Please check the House resolution on National Fentanyl Awareness Day: by how much has the number of counterfeit pills with fentanyl seized by law enforcement agencies increased since 2019?

> _SUPPLIED TEXT_

________________________

For more information on the dangers of fentanyl, visit www.DEA.gov/fentanylawareness.
U.S. House Resolution
Supporting the mission and goals of National Fentanyl Awareness Day in 2022, including increasing individual and public awareness of the impact of fake or counterfeit fentanyl pills on families and young people.
Whereas drug traffickers are mass-producing counterfeit pills and falsely marketing counterfeit pills as legitimate prescription pills to deceive the people of the United States;
Whereas many counterfeit pills are made to look like prescription name-brand opioids or stimulants;
Whereas drug traffickers are using fake or counterfeit pills to exploit the opioid crisis and nonmedical use of prescription drugs;
Whereas the Drug Enforcement Administration (referred to
in this resolution as the ‘‘DEA’’) has observed a dramatic rise in the number of counterfeit pills containing not less than 2 milligrams of fentanyl, which is considered a deadly dose among people without opioid tolerance;
Whereas 4 out of every 10 pills with fentanyl tested by the DEA contain a potentially lethal dose;
Whereas counterfeit pills may also contain fentanyl-related substances and methamphetamine;
Whereas the number of counterfeit pills with fentanyl seized by law enforcement agencies has increased by nearly 502 percent since 2019;
Whereas more than 9,500,000 counterfeit pills were seized
within the last year, which exceeds the total number of seizures for the previous 2 years combined;
Whereas fake or counterfeit pills have been identified in all 50 States and the District of Columbia; Whereas illicit fentanyl is contaminating other drugs such as heroin and cocaine;
Whereas, for the 12-month period ending in November 2021, more than 105,000 individuals in the United States died of drug-induced deaths, and 70,000 of those deaths involved illicit synthetic opioids, including fentanyl;
Whereas, over the last 20 years, drug-induced deaths among individuals aged 15 to 35 has increased 6-fold, largely driven by the increase in illicit drugs containing fentanyl;
Whereas for the 12-month period ending in April 2021, the leading cause of death for individuals in the United
States aged 18 to 45 was synthetic opioids, including fentanyl;
Whereas racial disparities in rates of fatal opioid-related overdoses are increasing, and rates among non-Hispanic Black individuals has surpassed rates among non-Hispanic White individuals;
Whereas counterfeit pills are easily accessible and often sold on social media and e-commerce platforms, making them accessible to teens and youth;
Whereas illicit fentanyl is involved in more deaths of youths than all other drug types combined;
Whereas, in 2020, drug overdose and poisoning deaths for individuals aged 14 to 18 grew by 94 percent, which was
more than 3 times as fast as the national rate and faster than any other 5-year age group;
Whereas, in 2020, fentanyl-involved drug overdoses and poisoning deaths for individuals aged 14 to 18 grew by 169 percent, which was more than 3 times as fast as the national rate and faster than any other 5-year age group;
Whereas it is estimated that fatal overdoses cost the United States approximately $1,000,000,000 annually; and
Whereas, in 2020, there were 56,516 reported overdose deaths due to synthetic opioids: Now, therefore, be it
Resolved, That the House of Representatives—
(1) supports the recognition and goals of National Fentanyl Awareness Day, which include increasing individual and public awareness of the presence of fentanyl in fake or counterfeit pills and drugs such as heroin and cocaine, as well as its impact on families and young people;
(2) applauds the work of Federal, State, and local public health, law enforcement, and other agencies that work to combat the proliferation of counterfeit pills and their harms to health;
(3) encourages the use of existing strategies and authorities to proactively stop and prevent the
spread of illicit synthetic opioids; and
(4) supports the designation of a ‘‘National Fentanyl Awareness Day’’.

________________________

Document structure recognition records
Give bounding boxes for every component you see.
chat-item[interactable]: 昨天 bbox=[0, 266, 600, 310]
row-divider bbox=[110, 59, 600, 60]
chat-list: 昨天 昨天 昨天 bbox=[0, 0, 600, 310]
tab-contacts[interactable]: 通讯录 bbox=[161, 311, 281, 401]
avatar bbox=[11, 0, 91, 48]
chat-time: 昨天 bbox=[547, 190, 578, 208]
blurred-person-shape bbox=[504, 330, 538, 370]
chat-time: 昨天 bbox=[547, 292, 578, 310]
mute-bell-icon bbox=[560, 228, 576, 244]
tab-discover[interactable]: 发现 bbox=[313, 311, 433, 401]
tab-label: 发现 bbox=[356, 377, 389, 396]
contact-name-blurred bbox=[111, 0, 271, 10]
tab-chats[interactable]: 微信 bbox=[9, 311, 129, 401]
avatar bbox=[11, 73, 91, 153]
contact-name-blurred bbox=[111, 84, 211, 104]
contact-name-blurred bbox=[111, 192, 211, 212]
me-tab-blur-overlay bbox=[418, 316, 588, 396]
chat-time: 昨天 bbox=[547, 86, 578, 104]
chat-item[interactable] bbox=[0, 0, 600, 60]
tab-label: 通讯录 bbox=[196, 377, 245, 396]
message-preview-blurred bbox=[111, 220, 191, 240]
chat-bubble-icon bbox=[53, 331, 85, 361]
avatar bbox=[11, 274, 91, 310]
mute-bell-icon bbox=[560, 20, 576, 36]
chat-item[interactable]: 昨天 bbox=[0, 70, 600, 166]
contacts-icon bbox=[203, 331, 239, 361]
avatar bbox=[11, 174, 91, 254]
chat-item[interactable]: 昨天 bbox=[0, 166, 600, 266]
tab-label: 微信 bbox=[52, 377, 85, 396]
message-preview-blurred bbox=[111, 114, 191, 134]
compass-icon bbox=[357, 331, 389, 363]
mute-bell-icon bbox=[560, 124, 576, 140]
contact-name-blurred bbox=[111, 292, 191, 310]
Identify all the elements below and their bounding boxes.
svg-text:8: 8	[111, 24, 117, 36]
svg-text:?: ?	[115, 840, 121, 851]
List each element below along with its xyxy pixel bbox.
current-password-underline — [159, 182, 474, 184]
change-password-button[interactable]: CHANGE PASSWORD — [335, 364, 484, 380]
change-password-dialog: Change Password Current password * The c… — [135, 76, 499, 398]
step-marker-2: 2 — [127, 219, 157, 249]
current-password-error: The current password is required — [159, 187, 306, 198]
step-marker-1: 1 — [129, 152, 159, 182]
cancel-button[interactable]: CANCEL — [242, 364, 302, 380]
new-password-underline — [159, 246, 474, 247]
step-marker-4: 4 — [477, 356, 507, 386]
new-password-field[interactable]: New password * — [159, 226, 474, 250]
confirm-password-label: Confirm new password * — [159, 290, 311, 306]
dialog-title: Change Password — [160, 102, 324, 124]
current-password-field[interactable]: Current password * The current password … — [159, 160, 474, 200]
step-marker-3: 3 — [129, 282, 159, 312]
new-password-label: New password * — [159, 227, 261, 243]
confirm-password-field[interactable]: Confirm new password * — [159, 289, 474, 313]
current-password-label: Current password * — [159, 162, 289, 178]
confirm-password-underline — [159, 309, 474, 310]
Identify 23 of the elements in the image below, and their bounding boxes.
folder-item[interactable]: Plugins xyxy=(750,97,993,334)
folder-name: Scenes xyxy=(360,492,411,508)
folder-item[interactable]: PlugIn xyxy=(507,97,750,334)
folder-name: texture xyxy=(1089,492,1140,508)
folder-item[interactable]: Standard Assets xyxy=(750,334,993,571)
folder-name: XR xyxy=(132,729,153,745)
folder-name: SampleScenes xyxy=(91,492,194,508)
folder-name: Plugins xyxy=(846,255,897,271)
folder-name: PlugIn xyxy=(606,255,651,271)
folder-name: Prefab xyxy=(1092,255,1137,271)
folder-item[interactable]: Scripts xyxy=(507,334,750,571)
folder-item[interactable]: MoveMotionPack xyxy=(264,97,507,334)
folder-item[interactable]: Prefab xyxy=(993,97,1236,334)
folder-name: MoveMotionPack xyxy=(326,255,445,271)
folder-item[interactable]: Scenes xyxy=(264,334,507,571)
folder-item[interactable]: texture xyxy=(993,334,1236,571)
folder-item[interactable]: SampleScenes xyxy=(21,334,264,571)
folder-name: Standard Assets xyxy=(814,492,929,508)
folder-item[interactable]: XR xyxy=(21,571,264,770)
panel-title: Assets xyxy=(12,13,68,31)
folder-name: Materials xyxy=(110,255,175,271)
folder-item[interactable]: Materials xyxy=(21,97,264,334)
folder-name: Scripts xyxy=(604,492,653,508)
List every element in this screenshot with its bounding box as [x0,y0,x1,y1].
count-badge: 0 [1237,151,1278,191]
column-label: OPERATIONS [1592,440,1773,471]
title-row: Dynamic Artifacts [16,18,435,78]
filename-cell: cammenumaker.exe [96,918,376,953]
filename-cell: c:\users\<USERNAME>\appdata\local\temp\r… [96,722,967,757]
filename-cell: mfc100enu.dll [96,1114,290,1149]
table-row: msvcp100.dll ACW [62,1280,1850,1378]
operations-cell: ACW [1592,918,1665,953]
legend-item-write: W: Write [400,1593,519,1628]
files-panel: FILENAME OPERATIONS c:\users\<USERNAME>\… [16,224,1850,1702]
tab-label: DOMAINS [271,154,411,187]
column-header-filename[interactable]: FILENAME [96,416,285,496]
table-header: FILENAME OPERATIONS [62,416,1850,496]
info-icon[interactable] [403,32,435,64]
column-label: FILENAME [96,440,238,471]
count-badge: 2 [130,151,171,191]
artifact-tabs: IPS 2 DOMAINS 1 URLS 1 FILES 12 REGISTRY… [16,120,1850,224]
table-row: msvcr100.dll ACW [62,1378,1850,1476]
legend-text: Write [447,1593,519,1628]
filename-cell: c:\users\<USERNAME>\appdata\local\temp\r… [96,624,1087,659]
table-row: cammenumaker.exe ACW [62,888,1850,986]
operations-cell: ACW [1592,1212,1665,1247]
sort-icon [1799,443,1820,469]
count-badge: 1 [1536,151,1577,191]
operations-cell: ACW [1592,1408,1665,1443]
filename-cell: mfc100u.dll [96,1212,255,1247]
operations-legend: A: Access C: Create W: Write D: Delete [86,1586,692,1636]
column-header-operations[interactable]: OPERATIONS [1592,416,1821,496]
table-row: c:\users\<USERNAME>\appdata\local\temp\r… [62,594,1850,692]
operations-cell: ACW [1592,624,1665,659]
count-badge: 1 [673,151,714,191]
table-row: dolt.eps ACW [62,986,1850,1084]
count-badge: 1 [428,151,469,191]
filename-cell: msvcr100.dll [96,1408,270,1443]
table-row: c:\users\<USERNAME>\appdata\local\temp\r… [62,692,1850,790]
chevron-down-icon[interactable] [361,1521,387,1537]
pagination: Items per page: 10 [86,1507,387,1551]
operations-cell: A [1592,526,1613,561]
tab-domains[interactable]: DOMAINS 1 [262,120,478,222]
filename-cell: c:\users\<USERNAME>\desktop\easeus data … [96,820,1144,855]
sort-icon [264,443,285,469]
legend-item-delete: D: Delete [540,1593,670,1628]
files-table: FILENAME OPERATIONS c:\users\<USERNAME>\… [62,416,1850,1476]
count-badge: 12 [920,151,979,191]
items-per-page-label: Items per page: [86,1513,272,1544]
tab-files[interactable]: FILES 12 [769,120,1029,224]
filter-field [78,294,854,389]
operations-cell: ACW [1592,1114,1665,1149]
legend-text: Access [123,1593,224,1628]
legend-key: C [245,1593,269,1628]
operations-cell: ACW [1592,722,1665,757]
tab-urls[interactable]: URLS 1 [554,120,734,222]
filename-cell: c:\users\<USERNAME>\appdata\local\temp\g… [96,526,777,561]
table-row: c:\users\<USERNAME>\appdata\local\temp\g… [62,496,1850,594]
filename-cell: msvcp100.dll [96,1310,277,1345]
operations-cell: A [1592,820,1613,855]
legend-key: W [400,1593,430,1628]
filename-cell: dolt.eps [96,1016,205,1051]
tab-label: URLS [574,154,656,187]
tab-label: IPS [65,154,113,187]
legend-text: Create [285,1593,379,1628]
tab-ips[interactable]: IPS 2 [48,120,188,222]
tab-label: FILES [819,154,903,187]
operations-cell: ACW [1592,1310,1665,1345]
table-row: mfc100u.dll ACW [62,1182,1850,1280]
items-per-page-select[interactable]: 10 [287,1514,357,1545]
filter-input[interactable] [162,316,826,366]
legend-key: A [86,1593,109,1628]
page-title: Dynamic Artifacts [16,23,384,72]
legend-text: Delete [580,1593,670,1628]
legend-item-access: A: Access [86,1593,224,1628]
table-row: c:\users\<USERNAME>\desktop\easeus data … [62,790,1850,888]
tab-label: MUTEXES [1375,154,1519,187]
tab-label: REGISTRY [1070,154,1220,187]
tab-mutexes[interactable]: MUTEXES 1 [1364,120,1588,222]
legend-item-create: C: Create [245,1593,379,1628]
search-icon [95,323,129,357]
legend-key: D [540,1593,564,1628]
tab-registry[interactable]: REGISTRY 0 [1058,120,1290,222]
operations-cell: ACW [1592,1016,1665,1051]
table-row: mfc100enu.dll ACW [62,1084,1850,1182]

________________________

> _TASK ANSWER_
By nearly 502 percent.